# start of Dataset content

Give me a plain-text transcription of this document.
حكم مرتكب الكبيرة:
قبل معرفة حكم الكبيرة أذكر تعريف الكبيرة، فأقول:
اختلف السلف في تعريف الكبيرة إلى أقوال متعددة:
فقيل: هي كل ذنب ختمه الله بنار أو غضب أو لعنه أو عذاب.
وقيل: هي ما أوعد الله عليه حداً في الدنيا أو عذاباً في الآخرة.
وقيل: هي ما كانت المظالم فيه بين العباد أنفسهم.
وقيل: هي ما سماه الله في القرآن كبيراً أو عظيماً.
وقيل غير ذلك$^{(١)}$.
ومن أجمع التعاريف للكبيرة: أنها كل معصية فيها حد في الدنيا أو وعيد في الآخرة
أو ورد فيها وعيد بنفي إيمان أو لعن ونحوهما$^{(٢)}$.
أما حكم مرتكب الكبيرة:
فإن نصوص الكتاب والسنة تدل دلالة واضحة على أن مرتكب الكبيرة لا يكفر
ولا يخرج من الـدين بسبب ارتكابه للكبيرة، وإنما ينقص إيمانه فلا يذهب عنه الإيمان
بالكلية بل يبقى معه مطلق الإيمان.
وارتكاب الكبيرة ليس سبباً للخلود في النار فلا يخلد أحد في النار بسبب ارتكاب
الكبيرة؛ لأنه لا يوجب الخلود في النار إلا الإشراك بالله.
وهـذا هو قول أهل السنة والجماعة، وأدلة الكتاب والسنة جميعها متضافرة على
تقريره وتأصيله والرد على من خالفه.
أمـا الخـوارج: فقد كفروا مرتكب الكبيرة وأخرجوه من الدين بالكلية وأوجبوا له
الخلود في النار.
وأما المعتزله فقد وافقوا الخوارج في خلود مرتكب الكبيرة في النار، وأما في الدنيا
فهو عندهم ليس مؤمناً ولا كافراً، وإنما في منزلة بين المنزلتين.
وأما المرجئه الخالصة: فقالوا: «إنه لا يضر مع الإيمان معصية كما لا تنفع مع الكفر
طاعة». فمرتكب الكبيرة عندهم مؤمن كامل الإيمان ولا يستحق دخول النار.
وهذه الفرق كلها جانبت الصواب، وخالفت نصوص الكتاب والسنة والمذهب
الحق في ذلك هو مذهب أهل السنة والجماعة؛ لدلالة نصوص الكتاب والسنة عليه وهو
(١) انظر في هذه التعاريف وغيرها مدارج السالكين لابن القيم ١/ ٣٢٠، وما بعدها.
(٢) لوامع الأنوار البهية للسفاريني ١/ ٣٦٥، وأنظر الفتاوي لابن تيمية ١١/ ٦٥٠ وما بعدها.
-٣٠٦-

# end of Dataset content

• Written task: Return each entry from above without altering a single character.

• Reply:
Give me a plain-text transcription of this document.
حكم مرتكب الكبيرة:
قبل معرفة حكم الكبيرة أذكر تعريف الكبيرة، فأقول:
اختلف السلف في تعريف الكبيرة إلى أقوال متعددة:
فقيل: هي كل ذنب ختمه الله بنار أو غضب أو لعنه أو عذاب.
وقيل: هي ما أوعد الله عليه حداً في الدنيا أو عذاباً في الآخرة.
وقيل: هي ما كانت المظالم فيه بين العباد أنفسهم.
وقيل: هي ما سماه الله في القرآن كبيراً أو عظيماً.
وقيل غير ذلك$^{(١)}$.
ومن أجمع التعاريف للكبيرة: أنها كل معصية فيها حد في الدنيا أو وعيد في الآخرة
أو ورد فيها وعيد بنفي إيمان أو لعن ونحوهما$^{(٢)}$.
أما حكم مرتكب الكبيرة:
فإن نصوص الكتاب والسنة تدل دلالة واضحة على أن مرتكب الكبيرة لا يكفر
ولا يخرج من الـدين بسبب ارتكابه للكبيرة، وإنما ينقص إيمانه فلا يذهب عنه الإيمان
بالكلية بل يبقى معه مطلق الإيمان.
وارتكاب الكبيرة ليس سبباً للخلود في النار فلا يخلد أحد في النار بسبب ارتكاب
الكبيرة؛ لأنه لا يوجب الخلود في النار إلا الإشراك بالله.
وهـذا هو قول أهل السنة والجماعة، وأدلة الكتاب والسنة جميعها متضافرة على
تقريره وتأصيله والرد على من خالفه.
أمـا الخـوارج: فقد كفروا مرتكب الكبيرة وأخرجوه من الدين بالكلية وأوجبوا له
الخلود في النار.
وأما المعتزله فقد وافقوا الخوارج في خلود مرتكب الكبيرة في النار، وأما في الدنيا
فهو عندهم ليس مؤمناً ولا كافراً، وإنما في منزلة بين المنزلتين.
وأما المرجئه الخالصة: فقالوا: «إنه لا يضر مع الإيمان معصية كما لا تنفع مع الكفر
طاعة». فمرتكب الكبيرة عندهم مؤمن كامل الإيمان ولا يستحق دخول النار.
وهذه الفرق كلها جانبت الصواب، وخالفت نصوص الكتاب والسنة والمذهب
الحق في ذلك هو مذهب أهل السنة والجماعة؛ لدلالة نصوص الكتاب والسنة عليه وهو
(١) انظر في هذه التعاريف وغيرها مدارج السالكين لابن القيم ١/ ٣٢٠، وما بعدها.
(٢) لوامع الأنوار البهية للسفاريني ١/ ٣٦٥، وأنظر الفتاوي لابن تيمية ١١/ ٦٥٠ وما بعدها.
-٣٠٦-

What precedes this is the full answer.